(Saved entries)

------------------------------

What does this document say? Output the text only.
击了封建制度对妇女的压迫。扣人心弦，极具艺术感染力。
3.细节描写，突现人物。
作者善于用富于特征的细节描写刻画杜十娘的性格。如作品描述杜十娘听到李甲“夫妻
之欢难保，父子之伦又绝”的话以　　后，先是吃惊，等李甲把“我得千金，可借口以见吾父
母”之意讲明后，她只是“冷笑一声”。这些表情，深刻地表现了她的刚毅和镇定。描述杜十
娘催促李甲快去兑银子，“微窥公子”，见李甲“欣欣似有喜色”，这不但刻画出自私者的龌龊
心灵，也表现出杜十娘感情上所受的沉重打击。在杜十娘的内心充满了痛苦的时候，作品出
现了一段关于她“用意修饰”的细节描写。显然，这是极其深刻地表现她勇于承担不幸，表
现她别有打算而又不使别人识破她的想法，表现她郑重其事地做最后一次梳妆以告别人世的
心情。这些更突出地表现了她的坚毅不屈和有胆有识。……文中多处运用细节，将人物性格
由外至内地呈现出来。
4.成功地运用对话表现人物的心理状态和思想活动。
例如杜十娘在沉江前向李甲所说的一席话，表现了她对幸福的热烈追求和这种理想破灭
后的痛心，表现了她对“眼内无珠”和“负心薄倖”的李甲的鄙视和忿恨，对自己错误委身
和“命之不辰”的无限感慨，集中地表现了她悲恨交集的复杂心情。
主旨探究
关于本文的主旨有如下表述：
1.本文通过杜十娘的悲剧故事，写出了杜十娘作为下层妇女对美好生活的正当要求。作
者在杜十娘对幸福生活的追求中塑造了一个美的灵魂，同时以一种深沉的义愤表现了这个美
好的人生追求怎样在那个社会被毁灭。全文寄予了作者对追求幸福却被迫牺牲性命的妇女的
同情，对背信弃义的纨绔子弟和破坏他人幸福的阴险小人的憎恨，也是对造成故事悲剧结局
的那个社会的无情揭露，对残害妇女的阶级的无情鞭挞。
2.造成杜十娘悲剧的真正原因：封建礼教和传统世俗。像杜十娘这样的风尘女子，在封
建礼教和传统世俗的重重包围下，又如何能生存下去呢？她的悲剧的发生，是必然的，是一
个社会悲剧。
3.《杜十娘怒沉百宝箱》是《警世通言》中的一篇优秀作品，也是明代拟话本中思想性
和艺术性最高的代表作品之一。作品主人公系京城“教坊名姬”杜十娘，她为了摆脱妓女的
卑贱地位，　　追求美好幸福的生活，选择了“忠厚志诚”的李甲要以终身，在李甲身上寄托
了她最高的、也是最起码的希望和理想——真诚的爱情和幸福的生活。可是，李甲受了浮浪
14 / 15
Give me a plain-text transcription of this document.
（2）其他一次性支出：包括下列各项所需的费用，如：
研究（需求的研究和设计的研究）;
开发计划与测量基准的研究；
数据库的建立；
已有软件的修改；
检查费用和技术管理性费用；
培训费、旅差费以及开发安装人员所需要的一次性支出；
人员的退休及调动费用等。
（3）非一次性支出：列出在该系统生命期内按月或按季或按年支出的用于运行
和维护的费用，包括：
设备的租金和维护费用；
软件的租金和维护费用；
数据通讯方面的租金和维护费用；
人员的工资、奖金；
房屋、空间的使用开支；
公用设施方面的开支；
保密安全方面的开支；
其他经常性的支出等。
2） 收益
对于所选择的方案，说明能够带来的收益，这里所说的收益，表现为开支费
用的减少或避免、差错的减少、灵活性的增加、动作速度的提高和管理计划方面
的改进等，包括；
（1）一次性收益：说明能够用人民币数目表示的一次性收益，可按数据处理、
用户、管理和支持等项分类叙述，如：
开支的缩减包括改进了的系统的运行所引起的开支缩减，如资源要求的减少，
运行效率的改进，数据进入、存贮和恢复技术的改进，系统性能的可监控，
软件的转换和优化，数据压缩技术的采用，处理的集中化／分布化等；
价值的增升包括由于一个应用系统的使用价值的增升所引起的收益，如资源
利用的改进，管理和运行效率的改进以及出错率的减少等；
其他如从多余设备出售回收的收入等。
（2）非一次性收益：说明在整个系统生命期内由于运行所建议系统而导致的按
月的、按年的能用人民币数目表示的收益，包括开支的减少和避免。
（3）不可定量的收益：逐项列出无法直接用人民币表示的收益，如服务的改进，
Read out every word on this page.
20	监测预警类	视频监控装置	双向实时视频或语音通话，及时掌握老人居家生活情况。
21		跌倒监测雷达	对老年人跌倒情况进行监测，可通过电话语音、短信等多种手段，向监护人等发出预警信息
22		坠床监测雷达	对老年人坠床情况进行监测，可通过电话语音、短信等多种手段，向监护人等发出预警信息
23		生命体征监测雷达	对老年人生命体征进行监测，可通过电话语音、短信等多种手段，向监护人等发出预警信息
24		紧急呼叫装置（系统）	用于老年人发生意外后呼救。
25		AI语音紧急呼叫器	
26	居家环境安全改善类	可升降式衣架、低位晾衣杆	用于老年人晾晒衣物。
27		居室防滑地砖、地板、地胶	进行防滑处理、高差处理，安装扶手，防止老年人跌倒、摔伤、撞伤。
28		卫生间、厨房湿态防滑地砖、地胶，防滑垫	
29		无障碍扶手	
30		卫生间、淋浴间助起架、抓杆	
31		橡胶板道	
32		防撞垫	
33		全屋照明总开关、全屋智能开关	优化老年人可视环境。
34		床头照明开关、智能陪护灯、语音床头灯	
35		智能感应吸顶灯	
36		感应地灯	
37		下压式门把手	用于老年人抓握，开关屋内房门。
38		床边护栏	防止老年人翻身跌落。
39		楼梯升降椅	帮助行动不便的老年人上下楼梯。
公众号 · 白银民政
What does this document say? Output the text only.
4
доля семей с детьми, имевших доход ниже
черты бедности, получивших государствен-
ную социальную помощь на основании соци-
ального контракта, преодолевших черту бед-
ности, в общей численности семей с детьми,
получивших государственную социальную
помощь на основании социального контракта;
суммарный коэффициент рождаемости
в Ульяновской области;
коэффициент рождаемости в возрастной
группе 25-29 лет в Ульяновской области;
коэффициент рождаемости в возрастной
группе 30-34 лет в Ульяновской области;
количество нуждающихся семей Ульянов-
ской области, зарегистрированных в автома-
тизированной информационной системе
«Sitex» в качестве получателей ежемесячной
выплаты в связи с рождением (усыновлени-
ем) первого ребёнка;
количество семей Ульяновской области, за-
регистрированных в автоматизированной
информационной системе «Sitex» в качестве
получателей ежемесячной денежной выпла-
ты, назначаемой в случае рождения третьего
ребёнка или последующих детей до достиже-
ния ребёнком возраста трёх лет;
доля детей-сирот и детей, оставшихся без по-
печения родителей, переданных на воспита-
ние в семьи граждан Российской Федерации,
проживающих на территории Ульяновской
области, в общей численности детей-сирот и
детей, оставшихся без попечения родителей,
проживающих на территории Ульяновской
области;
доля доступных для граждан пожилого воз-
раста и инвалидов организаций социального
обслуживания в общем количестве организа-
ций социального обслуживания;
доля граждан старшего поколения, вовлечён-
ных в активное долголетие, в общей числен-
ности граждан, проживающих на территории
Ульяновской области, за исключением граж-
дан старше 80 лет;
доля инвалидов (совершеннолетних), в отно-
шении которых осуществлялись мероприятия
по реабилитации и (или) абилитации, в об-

------------------------------

## Your instructions
Every record should be given again exactly.

## Finished answer
What does this document say? Output the text only.
击了封建制度对妇女的压迫。扣人心弦，极具艺术感染力。
3.细节描写，突现人物。
作者善于用富于特征的细节描写刻画杜十娘的性格。如作品描述杜十娘听到李甲“夫妻
之欢难保，父子之伦又绝”的话以　　后，先是吃惊，等李甲把“我得千金，可借口以见吾父
母”之意讲明后，她只是“冷笑一声”。这些表情，深刻地表现了她的刚毅和镇定。描述杜十
娘催促李甲快去兑银子，“微窥公子”，见李甲“欣欣似有喜色”，这不但刻画出自私者的龌龊
心灵，也表现出杜十娘感情上所受的沉重打击。在杜十娘的内心充满了痛苦的时候，作品出
现了一段关于她“用意修饰”的细节描写。显然，这是极其深刻地表现她勇于承担不幸，表
现她别有打算而又不使别人识破她的想法，表现她郑重其事地做最后一次梳妆以告别人世的
心情。这些更突出地表现了她的坚毅不屈和有胆有识。……文中多处运用细节，将人物性格
由外至内地呈现出来。
4.成功地运用对话表现人物的心理状态和思想活动。
例如杜十娘在沉江前向李甲所说的一席话，表现了她对幸福的热烈追求和这种理想破灭
后的痛心，表现了她对“眼内无珠”和“负心薄倖”的李甲的鄙视和忿恨，对自己错误委身
和“命之不辰”的无限感慨，集中地表现了她悲恨交集的复杂心情。
主旨探究
关于本文的主旨有如下表述：
1.本文通过杜十娘的悲剧故事，写出了杜十娘作为下层妇女对美好生活的正当要求。作
者在杜十娘对幸福生活的追求中塑造了一个美的灵魂，同时以一种深沉的义愤表现了这个美
好的人生追求怎样在那个社会被毁灭。全文寄予了作者对追求幸福却被迫牺牲性命的妇女的
同情，对背信弃义的纨绔子弟和破坏他人幸福的阴险小人的憎恨，也是对造成故事悲剧结局
的那个社会的无情揭露，对残害妇女的阶级的无情鞭挞。
2.造成杜十娘悲剧的真正原因：封建礼教和传统世俗。像杜十娘这样的风尘女子，在封
建礼教和传统世俗的重重包围下，又如何能生存下去呢？她的悲剧的发生，是必然的，是一
个社会悲剧。
3.《杜十娘怒沉百宝箱》是《警世通言》中的一篇优秀作品，也是明代拟话本中思想性
和艺术性最高的代表作品之一。作品主人公系京城“教坊名姬”杜十娘，她为了摆脱妓女的
卑贱地位，　　追求美好幸福的生活，选择了“忠厚志诚”的李甲要以终身，在李甲身上寄托
了她最高的、也是最起码的希望和理想——真诚的爱情和幸福的生活。可是，李甲受了浮浪
14 / 15
Give me a plain-text transcription of this document.
（2）其他一次性支出：包括下列各项所需的费用，如：
研究（需求的研究和设计的研究）;
开发计划与测量基准的研究；
数据库的建立；
已有软件的修改；
检查费用和技术管理性费用；
培训费、旅差费以及开发安装人员所需要的一次性支出；
人员的退休及调动费用等。
（3）非一次性支出：列出在该系统生命期内按月或按季或按年支出的用于运行
和维护的费用，包括：
设备的租金和维护费用；
软件的租金和维护费用；
数据通讯方面的租金和维护费用；
人员的工资、奖金；
房屋、空间的使用开支；
公用设施方面的开支；
保密安全方面的开支；
其他经常性的支出等。
2） 收益
对于所选择的方案，说明能够带来的收益，这里所说的收益，表现为开支费
用的减少或避免、差错的减少、灵活性的增加、动作速度的提高和管理计划方面
的改进等，包括；
（1）一次性收益：说明能够用人民币数目表示的一次性收益，可按数据处理、
用户、管理和支持等项分类叙述，如：
开支的缩减包括改进了的系统的运行所引起的开支缩减，如资源要求的减少，
运行效率的改进，数据进入、存贮和恢复技术的改进，系统性能的可监控，
软件的转换和优化，数据压缩技术的采用，处理的集中化／分布化等；
价值的增升包括由于一个应用系统的使用价值的增升所引起的收益，如资源
利用的改进，管理和运行效率的改进以及出错率的减少等；
其他如从多余设备出售回收的收入等。
（2）非一次性收益：说明在整个系统生命期内由于运行所建议系统而导致的按
月的、按年的能用人民币数目表示的收益，包括开支的减少和避免。
（3）不可定量的收益：逐项列出无法直接用人民币表示的收益，如服务的改进，
Read out every word on this page.
20	监测预警类	视频监控装置	双向实时视频或语音通话，及时掌握老人居家生活情况。
21		跌倒监测雷达	对老年人跌倒情况进行监测，可通过电话语音、短信等多种手段，向监护人等发出预警信息
22		坠床监测雷达	对老年人坠床情况进行监测，可通过电话语音、短信等多种手段，向监护人等发出预警信息
23		生命体征监测雷达	对老年人生命体征进行监测，可通过电话语音、短信等多种手段，向监护人等发出预警信息
24		紧急呼叫装置（系统）	用于老年人发生意外后呼救。
25		AI语音紧急呼叫器	
26	居家环境安全改善类	可升降式衣架、低位晾衣杆	用于老年人晾晒衣物。
27		居室防滑地砖、地板、地胶	进行防滑处理、高差处理，安装扶手，防止老年人跌倒、摔伤、撞伤。
28		卫生间、厨房湿态防滑地砖、地胶，防滑垫	
29		无障碍扶手	
30		卫生间、淋浴间助起架、抓杆	
31		橡胶板道	
32		防撞垫	
33		全屋照明总开关、全屋智能开关	优化老年人可视环境。
34		床头照明开关、智能陪护灯、语音床头灯	
35		智能感应吸顶灯	
36		感应地灯	
37		下压式门把手	用于老年人抓握，开关屋内房门。
38		床边护栏	防止老年人翻身跌落。
39		楼梯升降椅	帮助行动不便的老年人上下楼梯。
公众号 · 白银民政
What does this document say? Output the text only.
4
доля семей с детьми, имевших доход ниже
черты бедности, получивших государствен-
ную социальную помощь на основании соци-
ального контракта, преодолевших черту бед-
ности, в общей численности семей с детьми,
получивших государственную социальную
помощь на основании социального контракта;
суммарный коэффициент рождаемости
в Ульяновской области;
коэффициент рождаемости в возрастной
группе 25-29 лет в Ульяновской области;
коэффициент рождаемости в возрастной
группе 30-34 лет в Ульяновской области;
количество нуждающихся семей Ульянов-
ской области, зарегистрированных в автома-
тизированной информационной системе
«Sitex» в качестве получателей ежемесячной
выплаты в связи с рождением (усыновлени-
ем) первого ребёнка;
количество семей Ульяновской области, за-
регистрированных в автоматизированной
информационной системе «Sitex» в качестве
получателей ежемесячной денежной выпла-
ты, назначаемой в случае рождения третьего
ребёнка или последующих детей до достиже-
ния ребёнком возраста трёх лет;
доля детей-сирот и детей, оставшихся без по-
печения родителей, переданных на воспита-
ние в семьи граждан Российской Федерации,
проживающих на территории Ульяновской
области, в общей численности детей-сирот и
детей, оставшихся без попечения родителей,
проживающих на территории Ульяновской
области;
доля доступных для граждан пожилого воз-
раста и инвалидов организаций социального
обслуживания в общем количестве организа-
ций социального обслуживания;
доля граждан старшего поколения, вовлечён-
ных в активное долголетие, в общей числен-
ности граждан, проживающих на территории
Ульяновской области, за исключением граж-
дан старше 80 лет;
доля инвалидов (совершеннолетних), в отно-
шении которых осуществлялись мероприятия
по реабилитации и (или) абилитации, в об-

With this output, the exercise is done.